::: Entries supplied :::

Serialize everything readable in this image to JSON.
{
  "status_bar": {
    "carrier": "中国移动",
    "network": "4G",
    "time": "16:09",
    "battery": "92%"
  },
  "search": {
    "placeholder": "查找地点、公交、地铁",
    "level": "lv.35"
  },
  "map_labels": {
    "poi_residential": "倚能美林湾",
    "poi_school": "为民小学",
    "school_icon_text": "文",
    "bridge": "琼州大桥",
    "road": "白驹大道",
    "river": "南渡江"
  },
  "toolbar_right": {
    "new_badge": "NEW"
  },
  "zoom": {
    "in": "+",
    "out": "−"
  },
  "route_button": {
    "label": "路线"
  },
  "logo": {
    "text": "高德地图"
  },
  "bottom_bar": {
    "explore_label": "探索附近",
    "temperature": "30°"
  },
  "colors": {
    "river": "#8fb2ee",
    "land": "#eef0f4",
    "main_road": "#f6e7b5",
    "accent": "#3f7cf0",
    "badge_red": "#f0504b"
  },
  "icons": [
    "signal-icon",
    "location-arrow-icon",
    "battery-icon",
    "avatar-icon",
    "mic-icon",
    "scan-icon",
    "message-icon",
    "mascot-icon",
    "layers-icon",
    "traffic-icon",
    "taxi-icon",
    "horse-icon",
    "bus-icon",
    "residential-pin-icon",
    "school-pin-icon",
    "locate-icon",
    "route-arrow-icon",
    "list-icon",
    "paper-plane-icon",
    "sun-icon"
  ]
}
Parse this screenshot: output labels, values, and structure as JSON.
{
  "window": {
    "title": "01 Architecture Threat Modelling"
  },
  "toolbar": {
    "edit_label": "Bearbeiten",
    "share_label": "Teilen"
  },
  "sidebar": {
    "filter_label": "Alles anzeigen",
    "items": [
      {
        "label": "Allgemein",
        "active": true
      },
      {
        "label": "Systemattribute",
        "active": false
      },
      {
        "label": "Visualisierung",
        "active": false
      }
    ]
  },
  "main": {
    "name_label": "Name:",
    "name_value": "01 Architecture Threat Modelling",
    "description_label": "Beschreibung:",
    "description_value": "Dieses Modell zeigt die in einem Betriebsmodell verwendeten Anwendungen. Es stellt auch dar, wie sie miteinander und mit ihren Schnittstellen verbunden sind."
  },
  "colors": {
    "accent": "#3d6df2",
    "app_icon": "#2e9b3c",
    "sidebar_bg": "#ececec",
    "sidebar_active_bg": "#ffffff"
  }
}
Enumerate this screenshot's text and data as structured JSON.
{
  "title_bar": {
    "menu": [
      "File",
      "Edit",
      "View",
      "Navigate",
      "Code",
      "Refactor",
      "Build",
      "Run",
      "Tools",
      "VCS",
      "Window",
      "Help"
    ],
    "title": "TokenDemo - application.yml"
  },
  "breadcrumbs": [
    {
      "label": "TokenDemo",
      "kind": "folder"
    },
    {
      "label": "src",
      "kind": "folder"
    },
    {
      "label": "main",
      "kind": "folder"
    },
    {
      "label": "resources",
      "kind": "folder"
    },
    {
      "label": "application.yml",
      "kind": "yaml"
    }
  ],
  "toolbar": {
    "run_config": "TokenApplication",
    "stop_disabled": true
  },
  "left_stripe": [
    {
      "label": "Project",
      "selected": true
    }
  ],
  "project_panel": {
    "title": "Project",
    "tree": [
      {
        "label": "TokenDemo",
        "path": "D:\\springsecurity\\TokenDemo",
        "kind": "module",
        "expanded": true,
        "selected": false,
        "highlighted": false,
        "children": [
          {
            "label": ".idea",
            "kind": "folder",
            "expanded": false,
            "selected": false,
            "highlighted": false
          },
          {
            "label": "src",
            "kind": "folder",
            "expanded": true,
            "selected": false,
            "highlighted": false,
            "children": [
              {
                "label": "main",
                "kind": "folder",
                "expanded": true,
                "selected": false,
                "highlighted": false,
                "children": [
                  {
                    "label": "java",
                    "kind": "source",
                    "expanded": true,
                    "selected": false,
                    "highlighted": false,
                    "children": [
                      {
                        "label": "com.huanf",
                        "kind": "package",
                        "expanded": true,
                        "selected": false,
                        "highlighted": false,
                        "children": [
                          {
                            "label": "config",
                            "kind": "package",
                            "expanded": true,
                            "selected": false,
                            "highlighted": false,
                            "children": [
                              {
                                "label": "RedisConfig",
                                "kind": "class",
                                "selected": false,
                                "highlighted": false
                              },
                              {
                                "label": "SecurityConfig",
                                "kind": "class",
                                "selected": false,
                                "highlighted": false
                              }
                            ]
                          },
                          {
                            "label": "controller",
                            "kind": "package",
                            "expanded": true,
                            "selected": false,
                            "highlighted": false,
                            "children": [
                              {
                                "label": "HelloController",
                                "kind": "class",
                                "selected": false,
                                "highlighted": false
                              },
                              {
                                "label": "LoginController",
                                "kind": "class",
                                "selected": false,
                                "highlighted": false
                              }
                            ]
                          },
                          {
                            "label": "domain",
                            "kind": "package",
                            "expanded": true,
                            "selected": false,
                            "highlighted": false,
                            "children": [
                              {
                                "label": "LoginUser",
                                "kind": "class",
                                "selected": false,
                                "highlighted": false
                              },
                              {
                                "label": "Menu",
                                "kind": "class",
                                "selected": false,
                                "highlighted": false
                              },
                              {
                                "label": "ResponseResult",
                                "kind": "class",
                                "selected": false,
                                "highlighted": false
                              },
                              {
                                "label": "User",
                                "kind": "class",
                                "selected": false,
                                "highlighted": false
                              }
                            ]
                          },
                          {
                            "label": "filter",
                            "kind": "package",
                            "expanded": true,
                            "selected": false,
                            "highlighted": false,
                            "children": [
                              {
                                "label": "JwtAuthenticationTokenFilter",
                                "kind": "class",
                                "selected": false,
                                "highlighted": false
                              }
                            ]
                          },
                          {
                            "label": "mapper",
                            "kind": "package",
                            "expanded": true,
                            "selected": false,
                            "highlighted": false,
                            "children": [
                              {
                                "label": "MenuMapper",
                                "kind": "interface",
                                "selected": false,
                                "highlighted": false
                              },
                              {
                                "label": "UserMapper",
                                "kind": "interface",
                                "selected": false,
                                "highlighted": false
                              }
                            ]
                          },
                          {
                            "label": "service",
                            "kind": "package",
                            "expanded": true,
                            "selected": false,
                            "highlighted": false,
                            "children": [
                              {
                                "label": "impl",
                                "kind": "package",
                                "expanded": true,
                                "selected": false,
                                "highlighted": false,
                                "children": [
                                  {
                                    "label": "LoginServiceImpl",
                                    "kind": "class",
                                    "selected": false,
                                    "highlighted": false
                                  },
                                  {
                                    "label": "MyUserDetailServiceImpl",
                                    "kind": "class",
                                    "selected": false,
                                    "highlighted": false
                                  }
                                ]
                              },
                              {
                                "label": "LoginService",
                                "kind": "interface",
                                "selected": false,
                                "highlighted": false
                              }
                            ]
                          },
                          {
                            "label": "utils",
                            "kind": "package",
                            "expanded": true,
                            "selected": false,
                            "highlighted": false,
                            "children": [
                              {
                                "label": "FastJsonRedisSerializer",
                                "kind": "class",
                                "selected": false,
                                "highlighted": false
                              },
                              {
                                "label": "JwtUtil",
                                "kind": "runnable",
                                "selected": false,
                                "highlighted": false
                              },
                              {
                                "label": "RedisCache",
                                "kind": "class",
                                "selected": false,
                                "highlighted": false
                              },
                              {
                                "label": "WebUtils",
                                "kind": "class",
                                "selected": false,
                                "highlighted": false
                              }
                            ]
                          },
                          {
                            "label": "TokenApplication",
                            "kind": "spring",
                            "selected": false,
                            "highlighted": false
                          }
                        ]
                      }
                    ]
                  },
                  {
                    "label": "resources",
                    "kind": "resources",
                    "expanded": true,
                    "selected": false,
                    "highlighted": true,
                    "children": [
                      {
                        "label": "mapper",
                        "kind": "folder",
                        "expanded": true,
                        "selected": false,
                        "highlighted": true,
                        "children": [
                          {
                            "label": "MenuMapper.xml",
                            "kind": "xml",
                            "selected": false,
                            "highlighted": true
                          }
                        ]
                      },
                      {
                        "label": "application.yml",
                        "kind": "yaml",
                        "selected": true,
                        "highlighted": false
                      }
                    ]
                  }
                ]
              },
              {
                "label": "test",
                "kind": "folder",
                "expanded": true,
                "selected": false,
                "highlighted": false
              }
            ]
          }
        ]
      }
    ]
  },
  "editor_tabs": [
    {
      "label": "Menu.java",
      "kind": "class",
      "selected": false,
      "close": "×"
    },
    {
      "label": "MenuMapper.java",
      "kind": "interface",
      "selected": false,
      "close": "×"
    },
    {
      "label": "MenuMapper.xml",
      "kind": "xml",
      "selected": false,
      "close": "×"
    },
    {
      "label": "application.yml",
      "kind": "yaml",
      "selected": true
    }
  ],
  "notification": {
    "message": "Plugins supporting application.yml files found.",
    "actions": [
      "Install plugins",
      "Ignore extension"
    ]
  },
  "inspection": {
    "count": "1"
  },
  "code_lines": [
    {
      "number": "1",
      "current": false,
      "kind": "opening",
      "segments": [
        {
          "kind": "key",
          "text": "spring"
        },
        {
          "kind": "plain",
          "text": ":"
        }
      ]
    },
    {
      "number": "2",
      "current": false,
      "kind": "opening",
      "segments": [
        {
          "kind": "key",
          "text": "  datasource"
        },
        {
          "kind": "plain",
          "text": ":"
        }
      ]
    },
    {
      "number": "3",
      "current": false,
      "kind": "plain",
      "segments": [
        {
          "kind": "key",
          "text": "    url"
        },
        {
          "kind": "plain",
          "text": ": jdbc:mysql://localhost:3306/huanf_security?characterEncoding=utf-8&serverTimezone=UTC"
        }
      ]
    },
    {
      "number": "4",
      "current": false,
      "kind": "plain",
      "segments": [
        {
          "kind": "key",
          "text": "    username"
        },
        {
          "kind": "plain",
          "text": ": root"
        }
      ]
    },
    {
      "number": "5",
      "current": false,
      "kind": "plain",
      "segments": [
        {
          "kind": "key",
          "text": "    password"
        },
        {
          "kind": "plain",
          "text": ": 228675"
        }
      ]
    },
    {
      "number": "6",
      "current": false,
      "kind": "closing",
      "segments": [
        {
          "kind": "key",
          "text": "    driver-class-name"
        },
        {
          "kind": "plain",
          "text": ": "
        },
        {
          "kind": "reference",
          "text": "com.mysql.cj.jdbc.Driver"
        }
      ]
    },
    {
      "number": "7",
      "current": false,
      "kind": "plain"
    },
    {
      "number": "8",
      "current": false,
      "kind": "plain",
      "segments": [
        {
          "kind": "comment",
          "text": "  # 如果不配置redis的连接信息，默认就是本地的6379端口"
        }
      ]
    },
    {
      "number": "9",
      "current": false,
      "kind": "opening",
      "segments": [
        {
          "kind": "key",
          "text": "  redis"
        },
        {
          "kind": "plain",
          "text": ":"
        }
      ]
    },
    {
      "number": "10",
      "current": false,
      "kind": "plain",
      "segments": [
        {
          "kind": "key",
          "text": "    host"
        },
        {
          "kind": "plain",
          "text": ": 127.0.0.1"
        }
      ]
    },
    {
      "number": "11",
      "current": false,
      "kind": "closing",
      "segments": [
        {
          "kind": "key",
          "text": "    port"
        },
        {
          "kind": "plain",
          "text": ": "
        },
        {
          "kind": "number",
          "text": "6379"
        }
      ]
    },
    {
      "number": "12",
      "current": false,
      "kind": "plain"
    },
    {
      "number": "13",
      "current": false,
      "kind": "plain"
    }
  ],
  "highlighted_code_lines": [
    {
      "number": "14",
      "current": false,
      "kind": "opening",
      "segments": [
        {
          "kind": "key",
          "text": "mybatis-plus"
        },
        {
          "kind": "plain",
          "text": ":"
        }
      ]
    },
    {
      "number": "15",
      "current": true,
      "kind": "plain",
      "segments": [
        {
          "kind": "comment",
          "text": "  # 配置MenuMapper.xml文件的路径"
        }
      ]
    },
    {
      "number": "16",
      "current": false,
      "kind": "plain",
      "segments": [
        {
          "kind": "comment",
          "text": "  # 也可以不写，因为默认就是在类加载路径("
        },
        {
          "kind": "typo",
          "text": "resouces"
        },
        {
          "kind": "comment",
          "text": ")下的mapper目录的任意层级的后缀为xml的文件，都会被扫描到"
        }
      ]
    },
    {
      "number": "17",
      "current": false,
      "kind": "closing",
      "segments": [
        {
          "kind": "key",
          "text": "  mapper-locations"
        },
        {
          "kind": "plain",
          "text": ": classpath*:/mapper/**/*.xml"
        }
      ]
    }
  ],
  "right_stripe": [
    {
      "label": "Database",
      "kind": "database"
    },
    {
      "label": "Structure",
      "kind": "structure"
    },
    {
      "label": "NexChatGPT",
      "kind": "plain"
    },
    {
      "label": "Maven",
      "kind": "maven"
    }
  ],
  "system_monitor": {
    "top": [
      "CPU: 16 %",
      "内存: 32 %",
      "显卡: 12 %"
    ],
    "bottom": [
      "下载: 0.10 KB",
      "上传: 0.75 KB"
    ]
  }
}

:::

- _Written task_: Of the lines above, copy each that contains "TokenDemo".

- _Task result_:
    "title": "TokenDemo - application.yml"
      "label": "TokenDemo",
        "label": "TokenDemo",
        "path": "D:\\springsecurity\\TokenDemo",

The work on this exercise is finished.